◆ EXERCISE REQUIREMENTS ◆
List, from the lines below, each one with "公务接待费" in it.

◆ Data records ◆

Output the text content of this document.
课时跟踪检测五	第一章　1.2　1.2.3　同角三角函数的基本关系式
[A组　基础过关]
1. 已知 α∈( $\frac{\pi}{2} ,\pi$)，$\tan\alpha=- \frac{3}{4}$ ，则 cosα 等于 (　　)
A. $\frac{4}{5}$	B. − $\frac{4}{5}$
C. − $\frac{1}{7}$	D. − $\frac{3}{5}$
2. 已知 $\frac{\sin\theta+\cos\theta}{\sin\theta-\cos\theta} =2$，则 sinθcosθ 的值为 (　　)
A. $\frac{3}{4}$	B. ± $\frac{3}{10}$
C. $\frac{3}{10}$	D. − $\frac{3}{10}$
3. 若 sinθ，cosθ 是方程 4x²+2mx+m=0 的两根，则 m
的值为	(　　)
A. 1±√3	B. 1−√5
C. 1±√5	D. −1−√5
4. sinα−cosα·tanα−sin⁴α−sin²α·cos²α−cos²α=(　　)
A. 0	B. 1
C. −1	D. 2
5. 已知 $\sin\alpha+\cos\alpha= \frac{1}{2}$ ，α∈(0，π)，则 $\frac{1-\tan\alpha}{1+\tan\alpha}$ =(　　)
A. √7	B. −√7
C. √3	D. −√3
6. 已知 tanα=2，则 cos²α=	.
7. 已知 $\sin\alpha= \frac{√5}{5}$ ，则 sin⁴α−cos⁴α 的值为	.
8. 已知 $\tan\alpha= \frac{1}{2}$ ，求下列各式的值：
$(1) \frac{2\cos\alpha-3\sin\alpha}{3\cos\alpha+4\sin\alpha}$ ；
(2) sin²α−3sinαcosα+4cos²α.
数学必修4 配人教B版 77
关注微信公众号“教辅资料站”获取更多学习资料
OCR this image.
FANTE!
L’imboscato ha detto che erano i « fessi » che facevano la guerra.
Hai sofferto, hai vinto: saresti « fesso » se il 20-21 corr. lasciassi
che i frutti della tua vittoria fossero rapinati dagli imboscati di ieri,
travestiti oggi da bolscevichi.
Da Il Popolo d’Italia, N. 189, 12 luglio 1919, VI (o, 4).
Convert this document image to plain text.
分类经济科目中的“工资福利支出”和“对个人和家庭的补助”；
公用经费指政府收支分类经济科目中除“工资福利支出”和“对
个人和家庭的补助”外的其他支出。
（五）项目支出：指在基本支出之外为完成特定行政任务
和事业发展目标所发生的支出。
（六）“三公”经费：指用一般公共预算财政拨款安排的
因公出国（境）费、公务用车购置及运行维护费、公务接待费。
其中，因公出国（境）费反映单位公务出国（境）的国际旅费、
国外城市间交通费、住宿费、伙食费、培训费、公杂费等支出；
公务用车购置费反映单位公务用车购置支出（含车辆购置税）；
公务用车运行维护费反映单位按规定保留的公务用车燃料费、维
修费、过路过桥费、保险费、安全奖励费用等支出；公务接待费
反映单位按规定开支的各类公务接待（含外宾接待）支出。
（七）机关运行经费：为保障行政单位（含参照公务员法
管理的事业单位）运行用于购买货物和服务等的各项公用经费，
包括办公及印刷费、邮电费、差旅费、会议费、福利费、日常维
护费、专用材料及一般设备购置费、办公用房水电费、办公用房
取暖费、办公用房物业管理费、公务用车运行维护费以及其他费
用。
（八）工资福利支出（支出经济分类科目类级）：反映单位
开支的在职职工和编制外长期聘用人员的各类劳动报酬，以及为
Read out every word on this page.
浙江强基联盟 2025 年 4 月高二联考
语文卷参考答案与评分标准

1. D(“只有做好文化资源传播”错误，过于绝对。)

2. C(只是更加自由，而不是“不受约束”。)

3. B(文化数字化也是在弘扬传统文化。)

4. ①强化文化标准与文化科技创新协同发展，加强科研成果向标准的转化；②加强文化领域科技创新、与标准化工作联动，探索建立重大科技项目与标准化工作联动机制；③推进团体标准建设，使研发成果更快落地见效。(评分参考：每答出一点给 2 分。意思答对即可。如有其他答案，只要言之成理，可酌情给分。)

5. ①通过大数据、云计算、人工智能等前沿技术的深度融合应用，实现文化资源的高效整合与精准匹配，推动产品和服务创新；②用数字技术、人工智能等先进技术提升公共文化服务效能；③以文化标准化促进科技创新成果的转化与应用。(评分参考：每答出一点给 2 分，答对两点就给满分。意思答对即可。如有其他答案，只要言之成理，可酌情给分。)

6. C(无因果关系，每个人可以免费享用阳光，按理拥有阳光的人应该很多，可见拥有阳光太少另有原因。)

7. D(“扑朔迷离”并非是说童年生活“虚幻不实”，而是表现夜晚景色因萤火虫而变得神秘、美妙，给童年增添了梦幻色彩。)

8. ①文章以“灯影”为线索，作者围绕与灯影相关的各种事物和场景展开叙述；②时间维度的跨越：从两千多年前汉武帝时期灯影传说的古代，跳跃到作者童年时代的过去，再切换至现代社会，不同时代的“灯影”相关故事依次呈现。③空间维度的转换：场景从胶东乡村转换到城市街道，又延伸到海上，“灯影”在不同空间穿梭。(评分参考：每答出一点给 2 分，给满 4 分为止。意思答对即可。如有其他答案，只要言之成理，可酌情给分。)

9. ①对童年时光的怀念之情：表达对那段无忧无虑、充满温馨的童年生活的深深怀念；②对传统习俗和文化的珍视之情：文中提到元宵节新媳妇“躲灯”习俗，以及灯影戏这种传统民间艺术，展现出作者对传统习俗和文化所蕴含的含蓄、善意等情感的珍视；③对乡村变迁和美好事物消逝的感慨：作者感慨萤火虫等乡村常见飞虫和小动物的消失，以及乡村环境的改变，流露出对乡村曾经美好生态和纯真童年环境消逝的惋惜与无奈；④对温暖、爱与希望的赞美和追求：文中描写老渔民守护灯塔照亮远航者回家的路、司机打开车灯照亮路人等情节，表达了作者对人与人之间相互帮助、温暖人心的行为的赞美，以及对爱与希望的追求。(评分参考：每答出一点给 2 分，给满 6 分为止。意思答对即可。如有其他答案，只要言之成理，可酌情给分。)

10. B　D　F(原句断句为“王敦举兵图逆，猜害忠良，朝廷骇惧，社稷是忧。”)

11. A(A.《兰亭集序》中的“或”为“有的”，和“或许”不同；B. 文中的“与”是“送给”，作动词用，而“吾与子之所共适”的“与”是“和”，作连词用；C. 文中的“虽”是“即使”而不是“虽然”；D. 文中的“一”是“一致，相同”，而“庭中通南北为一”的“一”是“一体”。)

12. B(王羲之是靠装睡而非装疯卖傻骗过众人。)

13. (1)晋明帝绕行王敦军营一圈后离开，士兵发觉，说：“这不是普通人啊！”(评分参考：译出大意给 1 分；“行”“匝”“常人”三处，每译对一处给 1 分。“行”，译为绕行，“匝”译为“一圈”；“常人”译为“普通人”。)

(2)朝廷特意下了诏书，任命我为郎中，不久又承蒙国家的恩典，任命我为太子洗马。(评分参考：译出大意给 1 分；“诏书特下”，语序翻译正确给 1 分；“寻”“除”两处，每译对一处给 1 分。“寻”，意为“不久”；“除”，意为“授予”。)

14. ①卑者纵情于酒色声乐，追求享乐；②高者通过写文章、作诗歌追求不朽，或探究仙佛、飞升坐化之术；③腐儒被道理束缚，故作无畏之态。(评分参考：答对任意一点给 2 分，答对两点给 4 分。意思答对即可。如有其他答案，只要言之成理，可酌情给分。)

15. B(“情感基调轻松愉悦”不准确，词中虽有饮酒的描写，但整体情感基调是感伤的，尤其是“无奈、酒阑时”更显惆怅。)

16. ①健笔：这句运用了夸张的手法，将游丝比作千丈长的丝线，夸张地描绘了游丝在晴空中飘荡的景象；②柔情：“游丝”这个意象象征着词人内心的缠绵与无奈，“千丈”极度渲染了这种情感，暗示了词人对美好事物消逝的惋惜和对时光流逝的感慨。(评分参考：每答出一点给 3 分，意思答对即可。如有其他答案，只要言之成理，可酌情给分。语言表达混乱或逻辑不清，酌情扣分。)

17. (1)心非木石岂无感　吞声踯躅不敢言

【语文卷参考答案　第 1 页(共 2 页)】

◆ WRITTEN SOLUTION ◆
因公出国（境）费、公务用车购置及运行维护费、公务接待费。
修费、过路过桥费、保险费、安全奖励费用等支出；公务接待费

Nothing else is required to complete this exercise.